• **CONSIGNA**
Continúa el texto sobre los inicios del endoscopio en la cirugía hipofisaria a partir de su última oración.
-------- BLOQUE DE TEXTO
El uso del endoscopio en la cirugía pituitaria a través de los senos paranasales fue reportado por vez primera en los años 1970 en la Literatura médica alemana3,13,22. En 1989, Papay26 emplea el abordaje transeptal endoscópico para reparar fístulas de l.c.r. secundarias a cirugía pituitaria y en 1992, Jankowski reporta la resección endonasal endoscópica exitosa de adenomas hipofisarios en tres pacientes18. Dos años después, Gamea expone su experiencia en 10 casos de tumores hipofisarios abordados por vía sublabial transeptal transesfenoidal utilizando el microscopio quirúrgico y apoyándose con el endoscopio. Este autor concluyó que el endoscopio facilitaba la disección. del tumor de la glándula normal12.
----------------
-------- MATERIAL MOSTRADO
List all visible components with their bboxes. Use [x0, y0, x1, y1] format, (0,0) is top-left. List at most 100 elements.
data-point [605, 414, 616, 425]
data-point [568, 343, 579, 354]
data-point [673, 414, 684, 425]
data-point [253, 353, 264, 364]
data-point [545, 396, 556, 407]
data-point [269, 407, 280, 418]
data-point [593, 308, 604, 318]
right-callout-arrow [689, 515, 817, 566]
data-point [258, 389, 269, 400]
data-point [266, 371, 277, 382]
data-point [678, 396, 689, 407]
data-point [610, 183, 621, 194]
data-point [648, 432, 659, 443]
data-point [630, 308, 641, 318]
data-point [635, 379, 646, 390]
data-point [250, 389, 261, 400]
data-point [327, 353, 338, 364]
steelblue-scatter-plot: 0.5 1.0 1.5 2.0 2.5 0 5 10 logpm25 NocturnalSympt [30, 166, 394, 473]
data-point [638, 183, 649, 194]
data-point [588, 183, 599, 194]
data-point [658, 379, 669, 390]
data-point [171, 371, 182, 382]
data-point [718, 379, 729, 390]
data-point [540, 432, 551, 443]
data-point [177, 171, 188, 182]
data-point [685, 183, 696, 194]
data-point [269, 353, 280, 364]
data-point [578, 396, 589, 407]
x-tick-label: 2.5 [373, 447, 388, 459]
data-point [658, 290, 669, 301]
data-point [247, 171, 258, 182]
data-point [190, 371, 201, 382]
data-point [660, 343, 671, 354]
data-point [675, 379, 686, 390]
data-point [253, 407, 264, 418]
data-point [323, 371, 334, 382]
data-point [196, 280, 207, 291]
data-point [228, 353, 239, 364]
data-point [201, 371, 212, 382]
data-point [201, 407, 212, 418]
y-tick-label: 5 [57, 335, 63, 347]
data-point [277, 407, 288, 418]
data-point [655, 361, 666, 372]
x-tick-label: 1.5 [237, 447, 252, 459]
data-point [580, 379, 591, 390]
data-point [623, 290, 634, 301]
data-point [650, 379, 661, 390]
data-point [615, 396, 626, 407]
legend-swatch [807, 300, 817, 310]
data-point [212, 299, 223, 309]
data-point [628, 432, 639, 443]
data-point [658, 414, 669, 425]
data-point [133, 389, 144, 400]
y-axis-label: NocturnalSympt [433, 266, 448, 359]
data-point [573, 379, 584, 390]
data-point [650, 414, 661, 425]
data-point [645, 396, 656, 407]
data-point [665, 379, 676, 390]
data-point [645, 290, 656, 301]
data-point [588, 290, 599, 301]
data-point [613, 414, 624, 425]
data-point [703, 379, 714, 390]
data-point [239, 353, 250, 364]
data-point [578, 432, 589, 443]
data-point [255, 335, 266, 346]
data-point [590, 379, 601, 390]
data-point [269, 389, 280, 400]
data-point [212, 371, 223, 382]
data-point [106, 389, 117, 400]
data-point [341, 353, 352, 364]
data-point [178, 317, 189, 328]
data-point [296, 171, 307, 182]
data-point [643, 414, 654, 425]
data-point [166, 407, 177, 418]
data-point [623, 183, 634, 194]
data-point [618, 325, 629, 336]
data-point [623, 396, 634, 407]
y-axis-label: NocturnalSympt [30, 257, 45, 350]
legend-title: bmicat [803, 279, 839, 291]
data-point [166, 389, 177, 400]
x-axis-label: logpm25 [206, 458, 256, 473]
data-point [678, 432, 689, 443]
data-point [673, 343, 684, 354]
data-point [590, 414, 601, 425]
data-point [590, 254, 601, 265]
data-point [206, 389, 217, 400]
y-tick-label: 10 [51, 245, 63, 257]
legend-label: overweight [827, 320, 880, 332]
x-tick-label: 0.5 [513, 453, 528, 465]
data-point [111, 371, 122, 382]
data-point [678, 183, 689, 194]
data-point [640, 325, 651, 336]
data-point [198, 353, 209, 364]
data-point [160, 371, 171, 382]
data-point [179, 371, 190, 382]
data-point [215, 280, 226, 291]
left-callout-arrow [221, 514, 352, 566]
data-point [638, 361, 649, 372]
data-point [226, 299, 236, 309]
----------------
• **RESPUESTA ESCRITA**
En 1996, Sethi publica una serie de 40 pacientes tratados consecutivamente mediante la aplicación del abordaje transnasal endoscópico para el tratamiento de adenomas hipofisarios y craneofaringiomas30 y en el mismo año y el siguiente Jho y Carrau publicaron en sendos artículos, su experiencia inicial primero y luego en 50 pacientes, con ayuda de otro cirujano que sostiene el endoscopio después de la esfenoidotomía y le permite la operación bimanual. Inmediatamente reportan la introducción de un soporte mecánico con este fin6,20,21.

Según Rodziewicz y Heilman, la descompresión endoscópica de los tumores pituitarios puede realizarse alcanzando buenos resultados con mínima morbilidad quirúrgica15,29.

Aldo Stamm señala varias ventajas de la cirugía pituitaria endonasal endoscópica. La primera y más importante es proveer un acceso más directo y rápido a la silla sin craneotomía, lo que reduce la morbilidad asociada a este tipo de proceder. También mejora la visualización, el ángulo visual, y amplía la perspectiva panorámica de importantes estructuras anatómicas del seno esfenoidal, silla turca y región paraselar, permitiendo un manejo dinámico y con seguridad durante la cirugía32.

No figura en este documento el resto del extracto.